■ **WHAT TO WORK ON**: Exactly as written, quote every line that follows, skipping the images.
— START DATA FOR THIS TASK —
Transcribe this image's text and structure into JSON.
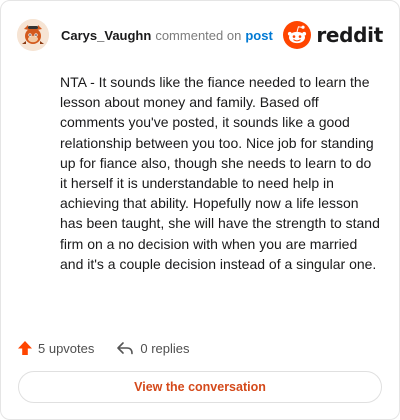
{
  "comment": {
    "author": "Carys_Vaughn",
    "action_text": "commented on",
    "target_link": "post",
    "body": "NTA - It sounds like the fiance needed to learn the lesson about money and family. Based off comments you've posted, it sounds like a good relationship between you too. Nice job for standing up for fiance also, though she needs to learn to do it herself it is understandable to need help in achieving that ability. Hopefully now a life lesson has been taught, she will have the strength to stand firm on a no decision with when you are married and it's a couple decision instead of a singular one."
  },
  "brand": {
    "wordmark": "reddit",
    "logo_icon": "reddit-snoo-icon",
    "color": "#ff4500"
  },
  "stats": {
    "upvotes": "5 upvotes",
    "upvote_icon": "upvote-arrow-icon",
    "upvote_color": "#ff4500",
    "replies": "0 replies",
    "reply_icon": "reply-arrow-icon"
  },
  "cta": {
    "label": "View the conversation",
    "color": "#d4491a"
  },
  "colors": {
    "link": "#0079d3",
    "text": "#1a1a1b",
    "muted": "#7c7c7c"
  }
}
— END DATA FOR THIS TASK —
■ **SOLUTION FOR THIS PROBLEM**:
Transcribe this image's text and structure into JSON.
{
  "comment": {
    "author": "Carys_Vaughn",
    "action_text": "commented on",
    "target_link": "post",
    "body": "NTA - It sounds like the fiance needed to learn the lesson about money and family. Based off comments you've posted, it sounds like a good relationship between you too. Nice job for standing up for fiance also, though she needs to learn to do it herself it is understandable to need help in achieving that ability. Hopefully now a life lesson has been taught, she will have the strength to stand firm on a no decision with when you are married and it's a couple decision instead of a singular one."
  },
  "brand": {
    "wordmark": "reddit",
    "logo_icon": "reddit-snoo-icon",
    "color": "#ff4500"
  },
  "stats": {
    "upvotes": "5 upvotes",
    "upvote_icon": "upvote-arrow-icon",
    "upvote_color": "#ff4500",
    "replies": "0 replies",
    "reply_icon": "reply-arrow-icon"
  },
  "cta": {
    "label": "View the conversation",
    "color": "#d4491a"
  },
  "colors": {
    "link": "#0079d3",
    "text": "#1a1a1b",
    "muted": "#7c7c7c"
  }
}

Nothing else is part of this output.